Short exercise = From the listing below, pull each line that includes "Months".

Data provided =

— Start —

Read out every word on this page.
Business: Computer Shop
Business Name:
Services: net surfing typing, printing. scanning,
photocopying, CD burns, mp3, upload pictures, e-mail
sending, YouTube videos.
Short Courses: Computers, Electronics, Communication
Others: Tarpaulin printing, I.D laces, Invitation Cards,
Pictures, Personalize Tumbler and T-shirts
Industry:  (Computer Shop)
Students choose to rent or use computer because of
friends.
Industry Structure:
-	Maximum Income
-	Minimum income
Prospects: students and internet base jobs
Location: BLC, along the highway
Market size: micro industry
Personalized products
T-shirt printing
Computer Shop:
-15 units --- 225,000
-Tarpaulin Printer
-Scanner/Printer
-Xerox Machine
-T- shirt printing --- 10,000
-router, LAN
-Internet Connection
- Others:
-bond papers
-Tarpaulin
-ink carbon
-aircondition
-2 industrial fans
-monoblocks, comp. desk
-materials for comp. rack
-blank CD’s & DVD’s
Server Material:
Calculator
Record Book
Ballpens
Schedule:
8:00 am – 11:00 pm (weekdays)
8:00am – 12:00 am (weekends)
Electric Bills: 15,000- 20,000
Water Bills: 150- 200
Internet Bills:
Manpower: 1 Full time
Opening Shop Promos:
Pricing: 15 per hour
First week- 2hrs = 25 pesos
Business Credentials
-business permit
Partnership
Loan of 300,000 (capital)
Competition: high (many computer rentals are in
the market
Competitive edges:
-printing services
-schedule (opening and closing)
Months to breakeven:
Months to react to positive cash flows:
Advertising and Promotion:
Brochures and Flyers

— End —

Result =
Months to breakeven:
Months to react to positive cash flows:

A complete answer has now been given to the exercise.